** start DATASET **

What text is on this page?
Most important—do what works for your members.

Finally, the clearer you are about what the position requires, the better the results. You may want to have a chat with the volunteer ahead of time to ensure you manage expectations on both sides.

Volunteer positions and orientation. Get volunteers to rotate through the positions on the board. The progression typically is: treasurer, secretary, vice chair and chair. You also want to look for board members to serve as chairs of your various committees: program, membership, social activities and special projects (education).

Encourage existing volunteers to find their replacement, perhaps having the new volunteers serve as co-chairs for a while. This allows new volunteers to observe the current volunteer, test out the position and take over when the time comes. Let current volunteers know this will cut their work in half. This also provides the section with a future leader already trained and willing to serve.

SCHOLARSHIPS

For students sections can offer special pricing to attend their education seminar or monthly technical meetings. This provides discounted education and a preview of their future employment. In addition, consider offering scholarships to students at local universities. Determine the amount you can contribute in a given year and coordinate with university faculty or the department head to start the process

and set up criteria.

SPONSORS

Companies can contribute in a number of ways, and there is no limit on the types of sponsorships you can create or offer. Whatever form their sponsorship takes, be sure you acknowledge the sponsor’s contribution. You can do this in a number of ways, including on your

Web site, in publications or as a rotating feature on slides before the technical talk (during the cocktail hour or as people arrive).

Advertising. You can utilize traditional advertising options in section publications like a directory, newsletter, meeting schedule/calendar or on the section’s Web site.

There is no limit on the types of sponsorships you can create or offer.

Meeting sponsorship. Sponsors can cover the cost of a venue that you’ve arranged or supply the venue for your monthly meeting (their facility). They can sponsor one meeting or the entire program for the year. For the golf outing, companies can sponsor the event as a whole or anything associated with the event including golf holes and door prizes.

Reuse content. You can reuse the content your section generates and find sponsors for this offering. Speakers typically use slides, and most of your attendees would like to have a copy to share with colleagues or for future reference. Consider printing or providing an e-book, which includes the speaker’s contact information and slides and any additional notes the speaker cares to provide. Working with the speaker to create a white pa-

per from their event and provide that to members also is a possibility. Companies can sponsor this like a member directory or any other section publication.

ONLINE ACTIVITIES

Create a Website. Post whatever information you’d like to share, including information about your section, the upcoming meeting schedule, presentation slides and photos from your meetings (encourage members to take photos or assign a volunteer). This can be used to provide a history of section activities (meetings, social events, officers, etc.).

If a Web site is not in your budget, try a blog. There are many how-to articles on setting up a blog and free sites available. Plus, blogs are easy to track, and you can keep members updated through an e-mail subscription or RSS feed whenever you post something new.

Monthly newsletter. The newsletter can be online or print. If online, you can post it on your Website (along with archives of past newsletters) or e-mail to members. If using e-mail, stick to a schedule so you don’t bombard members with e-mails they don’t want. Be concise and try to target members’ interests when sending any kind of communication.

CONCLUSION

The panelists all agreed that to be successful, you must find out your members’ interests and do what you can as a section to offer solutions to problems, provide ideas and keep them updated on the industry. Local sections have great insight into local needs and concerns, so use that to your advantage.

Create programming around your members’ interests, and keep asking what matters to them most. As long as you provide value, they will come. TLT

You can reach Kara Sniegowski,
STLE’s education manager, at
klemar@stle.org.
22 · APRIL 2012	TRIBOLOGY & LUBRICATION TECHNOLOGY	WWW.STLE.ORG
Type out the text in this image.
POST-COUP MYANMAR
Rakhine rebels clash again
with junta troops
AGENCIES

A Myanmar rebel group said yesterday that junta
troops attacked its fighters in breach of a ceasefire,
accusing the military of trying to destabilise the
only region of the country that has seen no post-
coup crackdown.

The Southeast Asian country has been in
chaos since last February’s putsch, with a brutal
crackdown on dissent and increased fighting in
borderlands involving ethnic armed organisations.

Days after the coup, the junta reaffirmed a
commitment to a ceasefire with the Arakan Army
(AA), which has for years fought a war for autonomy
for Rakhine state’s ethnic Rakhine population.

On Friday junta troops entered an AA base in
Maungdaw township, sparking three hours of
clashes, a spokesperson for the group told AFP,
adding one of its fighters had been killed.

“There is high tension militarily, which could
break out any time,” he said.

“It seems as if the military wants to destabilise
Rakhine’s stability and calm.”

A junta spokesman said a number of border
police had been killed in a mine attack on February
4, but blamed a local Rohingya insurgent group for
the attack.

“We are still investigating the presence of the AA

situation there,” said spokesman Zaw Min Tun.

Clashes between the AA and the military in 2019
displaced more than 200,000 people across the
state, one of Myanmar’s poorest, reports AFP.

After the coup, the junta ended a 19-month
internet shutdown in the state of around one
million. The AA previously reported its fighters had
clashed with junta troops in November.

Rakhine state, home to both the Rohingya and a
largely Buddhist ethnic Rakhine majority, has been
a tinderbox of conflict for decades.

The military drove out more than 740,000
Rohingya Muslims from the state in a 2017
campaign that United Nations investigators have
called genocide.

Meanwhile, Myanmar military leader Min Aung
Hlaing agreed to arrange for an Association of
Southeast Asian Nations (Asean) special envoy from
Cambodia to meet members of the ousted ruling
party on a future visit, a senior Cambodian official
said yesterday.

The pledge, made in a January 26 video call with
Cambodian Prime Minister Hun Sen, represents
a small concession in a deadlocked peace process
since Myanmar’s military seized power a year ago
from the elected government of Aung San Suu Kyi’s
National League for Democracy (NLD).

** end DATASET **

### EXERCISE TASK
Find the lines above that include the string "Website" and copy them.

### RESPONSE TO THIS EXERCISE
Create a Website. Post whatever information you’d like to share, including information about your section, the upcoming meeting schedule, presentation slides and photos from your meetings (encourage members to take photos or assign a volunteer). This can be used to provide a history of section activities (meetings, social events, officers, etc.).
Monthly newsletter. The newsletter can be online or print. If online, you can post it on your Website (along with archives of past newsletters) or e-mail to members. If using e-mail, stick to a schedule so you don’t bombard members with e-mails they don’t want. Be concise and try to target members’ interests when sending any kind of communication.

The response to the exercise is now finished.